- [The input]:
::::::::::
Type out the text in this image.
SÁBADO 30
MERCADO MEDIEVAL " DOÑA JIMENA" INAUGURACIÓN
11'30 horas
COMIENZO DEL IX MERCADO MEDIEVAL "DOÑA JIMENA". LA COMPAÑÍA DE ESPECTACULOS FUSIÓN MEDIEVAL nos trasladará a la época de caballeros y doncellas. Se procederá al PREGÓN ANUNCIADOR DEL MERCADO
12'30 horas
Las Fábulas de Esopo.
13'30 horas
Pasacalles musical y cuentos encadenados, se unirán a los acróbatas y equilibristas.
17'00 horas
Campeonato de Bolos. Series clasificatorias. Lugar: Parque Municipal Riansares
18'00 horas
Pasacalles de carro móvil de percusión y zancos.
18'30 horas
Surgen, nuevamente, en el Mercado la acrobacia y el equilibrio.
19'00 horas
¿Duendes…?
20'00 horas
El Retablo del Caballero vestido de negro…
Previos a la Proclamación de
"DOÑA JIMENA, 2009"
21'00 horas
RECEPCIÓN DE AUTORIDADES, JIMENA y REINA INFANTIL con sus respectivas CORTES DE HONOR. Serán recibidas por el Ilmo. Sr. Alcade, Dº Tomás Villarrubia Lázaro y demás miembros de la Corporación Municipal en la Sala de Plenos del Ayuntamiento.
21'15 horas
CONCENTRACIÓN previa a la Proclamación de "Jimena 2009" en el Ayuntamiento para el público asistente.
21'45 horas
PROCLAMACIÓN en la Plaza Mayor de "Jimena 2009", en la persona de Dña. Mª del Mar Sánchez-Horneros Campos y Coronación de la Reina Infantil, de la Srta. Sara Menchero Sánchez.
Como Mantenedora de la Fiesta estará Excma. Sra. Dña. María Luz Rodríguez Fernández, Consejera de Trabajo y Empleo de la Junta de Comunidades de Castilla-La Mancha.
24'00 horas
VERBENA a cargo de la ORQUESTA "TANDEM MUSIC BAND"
::::::::::
Pull out all lines in the data above that include "Pasacalles".

Pasacalles musical y cuentos encadenados, se unirán a los acróbatas y equilibristas.
Pasacalles de carro móvil de percusión y zancos.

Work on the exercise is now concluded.